Written task:
Find how many lines hold the word "Nuclei" and give that number only.

Entries shown:
****************
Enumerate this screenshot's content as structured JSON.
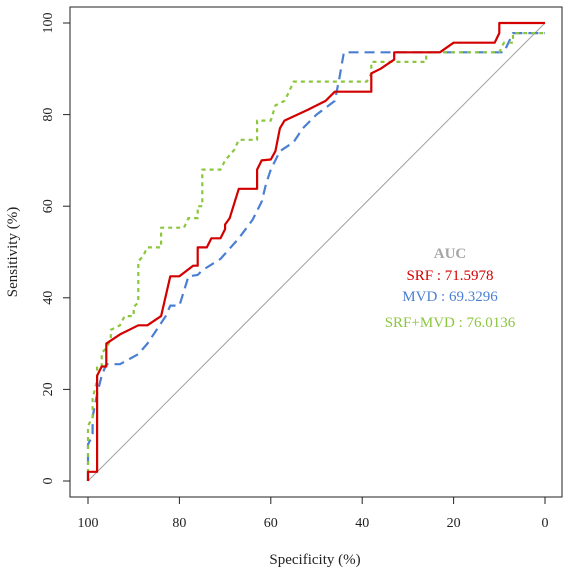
{
  "chart_data": {
    "type": "line",
    "xlabel": "Specificity (%)",
    "ylabel": "Sensitivity (%)",
    "xlim": [
      100,
      0
    ],
    "ylim": [
      0,
      100
    ],
    "x_ticks": [
      "100",
      "80",
      "60",
      "40",
      "20",
      "0"
    ],
    "y_ticks": [
      "0",
      "20",
      "40",
      "60",
      "80",
      "100"
    ],
    "grid": false,
    "legend_title": "AUC",
    "legend_title_color": "#a6a6a6",
    "legend_placement": "center-right",
    "reference_line": {
      "from": [
        100,
        0
      ],
      "to": [
        0,
        100
      ],
      "color": "#a0a0a0"
    },
    "series": [
      {
        "name": "SRF",
        "legend_label": "SRF : 71.5978",
        "auc": 71.5978,
        "color": "#d40000",
        "dash": "solid",
        "points": [
          [
            100,
            0
          ],
          [
            100,
            2
          ],
          [
            98,
            2
          ],
          [
            98,
            23
          ],
          [
            97,
            25
          ],
          [
            96,
            25
          ],
          [
            96,
            30
          ],
          [
            93,
            32
          ],
          [
            89,
            34
          ],
          [
            87,
            34
          ],
          [
            84,
            36
          ],
          [
            82,
            44.7
          ],
          [
            80,
            44.7
          ],
          [
            77,
            47
          ],
          [
            76,
            47
          ],
          [
            76,
            51
          ],
          [
            74,
            51
          ],
          [
            73,
            53
          ],
          [
            71,
            53
          ],
          [
            70,
            55
          ],
          [
            70,
            56
          ],
          [
            69,
            57.4
          ],
          [
            67,
            63.8
          ],
          [
            63,
            63.8
          ],
          [
            63,
            68
          ],
          [
            62,
            70
          ],
          [
            60,
            70.2
          ],
          [
            59,
            72
          ],
          [
            58,
            77
          ],
          [
            57,
            78.7
          ],
          [
            52,
            81
          ],
          [
            48,
            83
          ],
          [
            46,
            85
          ],
          [
            38,
            85
          ],
          [
            38,
            89
          ],
          [
            36,
            90
          ],
          [
            33,
            92
          ],
          [
            33,
            93.6
          ],
          [
            23,
            93.6
          ],
          [
            20,
            95.7
          ],
          [
            11,
            95.7
          ],
          [
            10,
            97.8
          ],
          [
            10,
            100
          ],
          [
            0,
            100
          ]
        ]
      },
      {
        "name": "MVD",
        "legend_label": "MVD : 69.3296",
        "auc": 69.3296,
        "color": "#4a7fd4",
        "dash": "10,6",
        "points": [
          [
            100,
            0
          ],
          [
            100,
            8
          ],
          [
            99,
            10
          ],
          [
            99,
            14
          ],
          [
            98,
            19
          ],
          [
            97,
            23
          ],
          [
            96,
            25.5
          ],
          [
            93,
            25.5
          ],
          [
            91,
            26.6
          ],
          [
            89,
            27.7
          ],
          [
            87,
            30
          ],
          [
            85,
            33
          ],
          [
            83,
            36
          ],
          [
            82,
            38.3
          ],
          [
            80,
            38.3
          ],
          [
            78,
            44.7
          ],
          [
            76,
            45
          ],
          [
            75,
            46
          ],
          [
            71,
            48.5
          ],
          [
            67,
            53
          ],
          [
            64,
            57
          ],
          [
            62,
            61
          ],
          [
            61,
            65
          ],
          [
            60,
            68
          ],
          [
            58,
            72
          ],
          [
            55,
            74
          ],
          [
            53,
            77
          ],
          [
            50,
            80
          ],
          [
            46,
            83
          ],
          [
            45,
            88
          ],
          [
            44,
            93.6
          ],
          [
            30,
            93.6
          ],
          [
            9,
            93.6
          ],
          [
            7,
            97.8
          ],
          [
            0,
            97.8
          ]
        ]
      },
      {
        "name": "SRF+MVD",
        "legend_label": "SRF+MVD : 76.0136",
        "auc": 76.0136,
        "color": "#8cc63e",
        "dash": "4,4",
        "points": [
          [
            100,
            0
          ],
          [
            100,
            12
          ],
          [
            99,
            14
          ],
          [
            99,
            18
          ],
          [
            98,
            22
          ],
          [
            98,
            25
          ],
          [
            97,
            25
          ],
          [
            97,
            28
          ],
          [
            96,
            29
          ],
          [
            95,
            31
          ],
          [
            95,
            33
          ],
          [
            93,
            34
          ],
          [
            92,
            36
          ],
          [
            90,
            36
          ],
          [
            90,
            38
          ],
          [
            89,
            39
          ],
          [
            89,
            48
          ],
          [
            88,
            49
          ],
          [
            87,
            51
          ],
          [
            84,
            51
          ],
          [
            84,
            55.3
          ],
          [
            79,
            55.3
          ],
          [
            78,
            57.4
          ],
          [
            76,
            57.4
          ],
          [
            76,
            60
          ],
          [
            75,
            60
          ],
          [
            75,
            68
          ],
          [
            71,
            68
          ],
          [
            70,
            70
          ],
          [
            68,
            72.3
          ],
          [
            67,
            74.5
          ],
          [
            63,
            74.5
          ],
          [
            63,
            78.7
          ],
          [
            60,
            78.7
          ],
          [
            59,
            82
          ],
          [
            57,
            83
          ],
          [
            56,
            85
          ],
          [
            55,
            87.2
          ],
          [
            43,
            87.2
          ],
          [
            39,
            87.2
          ],
          [
            38,
            89
          ],
          [
            38,
            91.5
          ],
          [
            26,
            91.5
          ],
          [
            26,
            93.6
          ],
          [
            10,
            93.6
          ],
          [
            9,
            95.7
          ],
          [
            7,
            95.7
          ],
          [
            7,
            97.8
          ],
          [
            0,
            97.8
          ]
        ]
      }
    ]
  }
}
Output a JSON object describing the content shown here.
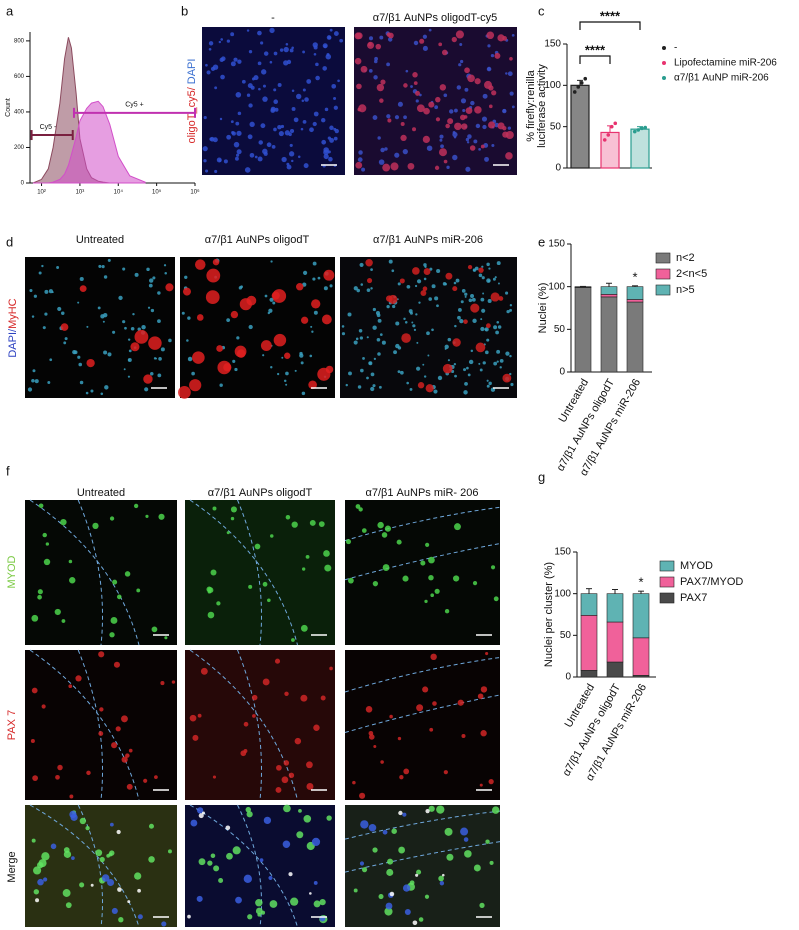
{
  "figure": {
    "panel_labels": [
      "a",
      "b",
      "c",
      "d",
      "e",
      "f",
      "g"
    ],
    "b": {
      "columns": [
        "-",
        "α7/β1 AuNPs oligodT-cy5"
      ],
      "stain": [
        "oligoT_cy5/",
        "DAPI"
      ]
    },
    "d": {
      "columns": [
        "Untreated",
        "α7/β1 AuNPs oligodT",
        "α7/β1 AuNPs miR-206"
      ],
      "stain": [
        "DAPI/",
        "MyHC"
      ]
    },
    "f": {
      "columns": [
        "Untreated",
        "α7/β1 AuNPs oligodT",
        "α7/β1 AuNPs miR- 206"
      ],
      "rows": [
        "MYOD",
        "PAX 7",
        "Merge"
      ]
    }
  },
  "chart_data": [
    {
      "type": "area",
      "y_label": "Count",
      "xlog": true,
      "xlim": [
        50,
        1000000
      ],
      "ylim": [
        0,
        850
      ],
      "xticks": [
        {
          "value": 100,
          "label": "10²"
        },
        {
          "value": 1000,
          "label": "10³"
        },
        {
          "value": 10000,
          "label": "10⁴"
        },
        {
          "value": 100000,
          "label": "10⁵"
        },
        {
          "value": 1000000,
          "label": "10⁶"
        }
      ],
      "yticks": [
        0,
        200,
        400,
        600,
        800
      ],
      "x": [
        60,
        100,
        150,
        200,
        300,
        400,
        500,
        600,
        800,
        1000,
        1500,
        2000,
        3000,
        4000,
        6000,
        10000,
        20000,
        50000
      ],
      "series": [
        {
          "color": "#8b4a5e",
          "values": [
            0,
            20,
            80,
            200,
            450,
            700,
            820,
            760,
            500,
            250,
            80,
            30,
            10,
            5,
            0,
            0,
            0,
            0
          ]
        },
        {
          "color": "#d24fc9",
          "values": [
            0,
            0,
            0,
            5,
            20,
            50,
            100,
            160,
            260,
            350,
            420,
            450,
            460,
            430,
            330,
            150,
            40,
            5
          ]
        }
      ],
      "gates": [
        {
          "label": "Cy5 -",
          "x": [
            55,
            650
          ],
          "y": 270
        },
        {
          "label": "Cy5 +",
          "x": [
            700,
            1000000
          ],
          "y": 395
        }
      ]
    },
    {
      "type": "bar",
      "y_label": [
        "% firefly:renilla",
        "luciferase activity"
      ],
      "categories": [
        "-",
        "Lipofectamine miR-206",
        "α7/β1 AuNP miR-206"
      ],
      "values": [
        100,
        43,
        47
      ],
      "errors": [
        6,
        8,
        3
      ],
      "points": [
        [
          92,
          98,
          103,
          108
        ],
        [
          34,
          40,
          50,
          54
        ],
        [
          44,
          46,
          48,
          49
        ]
      ],
      "colors": [
        "#222222",
        "#e8336f",
        "#2a9d8f"
      ],
      "ylim": [
        0,
        150
      ],
      "yticks": [
        0,
        50,
        100,
        150
      ],
      "significance": [
        "****",
        "****"
      ]
    },
    {
      "type": "stacked_bar",
      "y_label": "Nuclei (%)",
      "categories": [
        "Untreated",
        "α7/β1 AuNPs oligodT",
        "α7/β1 AuNPs miR-206"
      ],
      "series": [
        {
          "name": "n<2",
          "color": "#7a7a7a",
          "values": [
            99,
            88,
            82
          ],
          "errors": [
            0.5,
            3,
            2
          ]
        },
        {
          "name": "2<n<5",
          "color": "#f0619a",
          "values": [
            0.5,
            3,
            3
          ],
          "errors": [
            0.3,
            1,
            1
          ]
        },
        {
          "name": "n>5",
          "color": "#5fb3b3",
          "values": [
            0.5,
            9,
            15
          ],
          "errors": [
            0.3,
            4,
            1
          ]
        }
      ],
      "ylim": [
        0,
        150
      ],
      "yticks": [
        0,
        50,
        100,
        150
      ],
      "significance_label": "*"
    },
    {
      "type": "stacked_bar",
      "y_label": "Nuclei per cluster (%)",
      "legend_order": "reversed",
      "categories": [
        "Untreated",
        "α7/β1 AuNPs oligodT",
        "α7/β1 AuNPs miR-206"
      ],
      "series": [
        {
          "name": "PAX7",
          "color": "#4a4a4a",
          "values": [
            8,
            18,
            2
          ],
          "errors": [
            4,
            13,
            1
          ]
        },
        {
          "name": "PAX7/MYOD",
          "color": "#f0619a",
          "values": [
            66,
            48,
            45
          ],
          "errors": [
            5,
            14,
            2
          ]
        },
        {
          "name": "MYOD",
          "color": "#5fb3b3",
          "values": [
            26,
            34,
            53
          ],
          "errors": [
            6,
            5,
            3
          ]
        }
      ],
      "ylim": [
        0,
        150
      ],
      "yticks": [
        0,
        50,
        100,
        150
      ],
      "significance_label": "*"
    }
  ]
}
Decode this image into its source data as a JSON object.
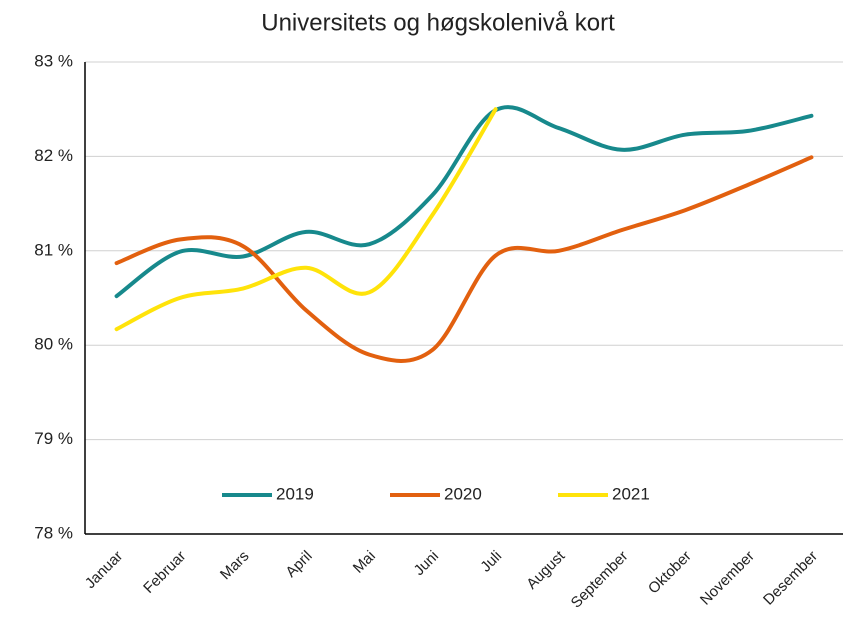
{
  "chart_data": {
    "type": "line",
    "title": "Universitets og høgskolenivå kort",
    "categories": [
      "Januar",
      "Februar",
      "Mars",
      "April",
      "Mai",
      "Juni",
      "Juli",
      "August",
      "September",
      "Oktober",
      "November",
      "Desember"
    ],
    "series": [
      {
        "name": "2019",
        "color": "#17898c",
        "values": [
          80.52,
          80.99,
          80.94,
          81.2,
          81.07,
          81.59,
          82.49,
          82.3,
          82.07,
          82.23,
          82.27,
          82.43
        ]
      },
      {
        "name": "2020",
        "color": "#e2600f",
        "values": [
          80.87,
          81.12,
          81.05,
          80.37,
          79.9,
          79.95,
          80.95,
          81.0,
          81.22,
          81.43,
          81.7,
          81.99
        ]
      },
      {
        "name": "2021",
        "color": "#ffe30a",
        "values": [
          80.17,
          80.5,
          80.6,
          80.82,
          80.56,
          81.38,
          82.5,
          null,
          null,
          null,
          null,
          null
        ]
      }
    ],
    "ylim": [
      78,
      83
    ],
    "yticks": [
      {
        "value": 78,
        "label": "78 %"
      },
      {
        "value": 79,
        "label": "79 %"
      },
      {
        "value": 80,
        "label": "80 %"
      },
      {
        "value": 81,
        "label": "81 %"
      },
      {
        "value": 82,
        "label": "82 %"
      },
      {
        "value": 83,
        "label": "83 %"
      }
    ],
    "grid": true,
    "legend": "bottom"
  }
}
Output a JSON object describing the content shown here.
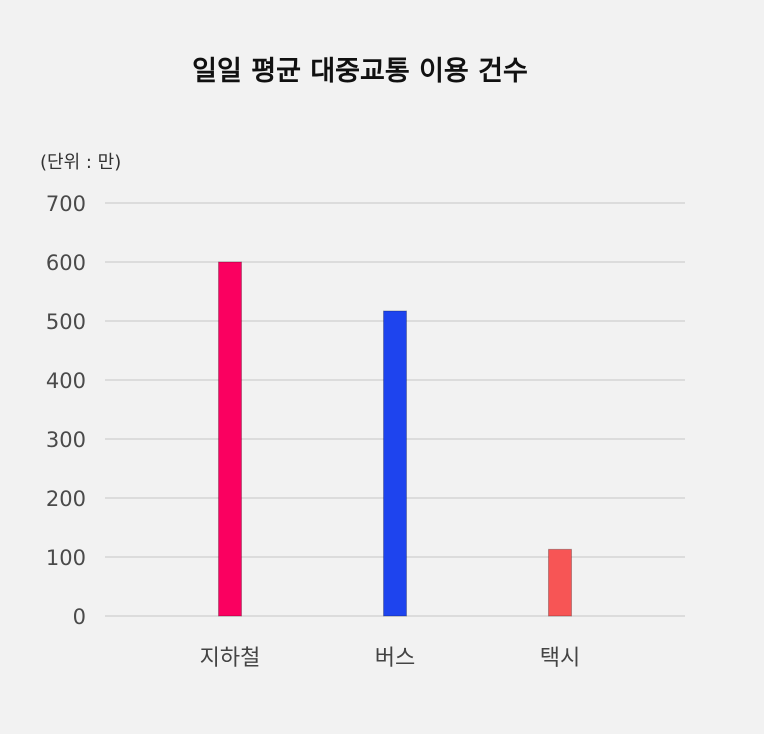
{
  "chart_data": {
    "type": "bar",
    "title": "일일 평균 대중교통 이용 건수",
    "unit_label": "(단위 : 만)",
    "categories": [
      "지하철",
      "버스",
      "택시"
    ],
    "values": [
      600,
      517,
      113
    ],
    "colors": [
      "#fa0060",
      "#1e44ee",
      "#f75555"
    ],
    "ylim": [
      0,
      700
    ],
    "yticks": [
      0,
      100,
      200,
      300,
      400,
      500,
      600,
      700
    ],
    "grid": true,
    "legend": "none"
  }
}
****************
In response:
2